Output an exact reproduction of the data.

---------- Dataset rows ----------

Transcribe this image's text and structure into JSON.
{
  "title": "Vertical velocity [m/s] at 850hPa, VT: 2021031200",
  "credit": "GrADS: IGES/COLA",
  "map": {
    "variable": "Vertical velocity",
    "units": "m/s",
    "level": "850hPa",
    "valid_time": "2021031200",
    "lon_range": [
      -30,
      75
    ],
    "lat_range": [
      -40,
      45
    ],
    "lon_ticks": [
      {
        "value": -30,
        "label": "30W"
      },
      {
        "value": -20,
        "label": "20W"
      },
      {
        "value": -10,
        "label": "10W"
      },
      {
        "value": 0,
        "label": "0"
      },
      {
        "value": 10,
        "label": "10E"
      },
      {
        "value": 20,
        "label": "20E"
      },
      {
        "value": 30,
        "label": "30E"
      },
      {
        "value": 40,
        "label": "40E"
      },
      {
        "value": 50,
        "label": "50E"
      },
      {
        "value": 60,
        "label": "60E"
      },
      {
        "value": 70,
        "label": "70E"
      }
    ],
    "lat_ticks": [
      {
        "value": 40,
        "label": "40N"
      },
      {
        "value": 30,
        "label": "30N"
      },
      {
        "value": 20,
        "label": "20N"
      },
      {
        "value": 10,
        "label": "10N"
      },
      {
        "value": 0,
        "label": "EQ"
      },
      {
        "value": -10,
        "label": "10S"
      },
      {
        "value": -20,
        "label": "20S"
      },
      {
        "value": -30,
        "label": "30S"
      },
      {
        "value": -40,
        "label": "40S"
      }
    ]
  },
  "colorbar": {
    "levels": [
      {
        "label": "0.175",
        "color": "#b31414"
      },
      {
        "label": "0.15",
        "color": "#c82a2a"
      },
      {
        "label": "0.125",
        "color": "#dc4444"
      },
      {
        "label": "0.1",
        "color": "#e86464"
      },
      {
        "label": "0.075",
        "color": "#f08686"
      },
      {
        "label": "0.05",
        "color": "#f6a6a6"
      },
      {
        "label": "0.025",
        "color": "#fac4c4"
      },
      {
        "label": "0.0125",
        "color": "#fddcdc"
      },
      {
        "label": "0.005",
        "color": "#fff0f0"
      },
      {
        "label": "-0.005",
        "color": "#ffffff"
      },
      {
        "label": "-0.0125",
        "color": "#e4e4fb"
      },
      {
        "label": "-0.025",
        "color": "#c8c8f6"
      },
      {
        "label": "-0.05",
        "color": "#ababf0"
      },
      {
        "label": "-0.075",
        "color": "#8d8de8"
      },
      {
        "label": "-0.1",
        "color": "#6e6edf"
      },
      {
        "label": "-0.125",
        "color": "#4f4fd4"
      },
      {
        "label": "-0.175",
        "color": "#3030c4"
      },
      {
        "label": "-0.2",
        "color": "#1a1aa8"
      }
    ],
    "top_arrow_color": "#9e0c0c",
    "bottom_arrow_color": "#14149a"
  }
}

----------

Result of this exercise:
Transcribe this image's text and structure into JSON.
{
  "title": "Vertical velocity [m/s] at 850hPa, VT: 2021031200",
  "credit": "GrADS: IGES/COLA",
  "map": {
    "variable": "Vertical velocity",
    "units": "m/s",
    "level": "850hPa",
    "valid_time": "2021031200",
    "lon_range": [
      -30,
      75
    ],
    "lat_range": [
      -40,
      45
    ],
    "lon_ticks": [
      {
        "value": -30,
        "label": "30W"
      },
      {
        "value": -20,
        "label": "20W"
      },
      {
        "value": -10,
        "label": "10W"
      },
      {
        "value": 0,
        "label": "0"
      },
      {
        "value": 10,
        "label": "10E"
      },
      {
        "value": 20,
        "label": "20E"
      },
      {
        "value": 30,
        "label": "30E"
      },
      {
        "value": 40,
        "label": "40E"
      },
      {
        "value": 50,
        "label": "50E"
      },
      {
        "value": 60,
        "label": "60E"
      },
      {
        "value": 70,
        "label": "70E"
      }
    ],
    "lat_ticks": [
      {
        "value": 40,
        "label": "40N"
      },
      {
        "value": 30,
        "label": "30N"
      },
      {
        "value": 20,
        "label": "20N"
      },
      {
        "value": 10,
        "label": "10N"
      },
      {
        "value": 0,
        "label": "EQ"
      },
      {
        "value": -10,
        "label": "10S"
      },
      {
        "value": -20,
        "label": "20S"
      },
      {
        "value": -30,
        "label": "30S"
      },
      {
        "value": -40,
        "label": "40S"
      }
    ]
  },
  "colorbar": {
    "levels": [
      {
        "label": "0.175",
        "color": "#b31414"
      },
      {
        "label": "0.15",
        "color": "#c82a2a"
      },
      {
        "label": "0.125",
        "color": "#dc4444"
      },
      {
        "label": "0.1",
        "color": "#e86464"
      },
      {
        "label": "0.075",
        "color": "#f08686"
      },
      {
        "label": "0.05",
        "color": "#f6a6a6"
      },
      {
        "label": "0.025",
        "color": "#fac4c4"
      },
      {
        "label": "0.0125",
        "color": "#fddcdc"
      },
      {
        "label": "0.005",
        "color": "#fff0f0"
      },
      {
        "label": "-0.005",
        "color": "#ffffff"
      },
      {
        "label": "-0.0125",
        "color": "#e4e4fb"
      },
      {
        "label": "-0.025",
        "color": "#c8c8f6"
      },
      {
        "label": "-0.05",
        "color": "#ababf0"
      },
      {
        "label": "-0.075",
        "color": "#8d8de8"
      },
      {
        "label": "-0.1",
        "color": "#6e6edf"
      },
      {
        "label": "-0.125",
        "color": "#4f4fd4"
      },
      {
        "label": "-0.175",
        "color": "#3030c4"
      },
      {
        "label": "-0.2",
        "color": "#1a1aa8"
      }
    ],
    "top_arrow_color": "#9e0c0c",
    "bottom_arrow_color": "#14149a"
  }
}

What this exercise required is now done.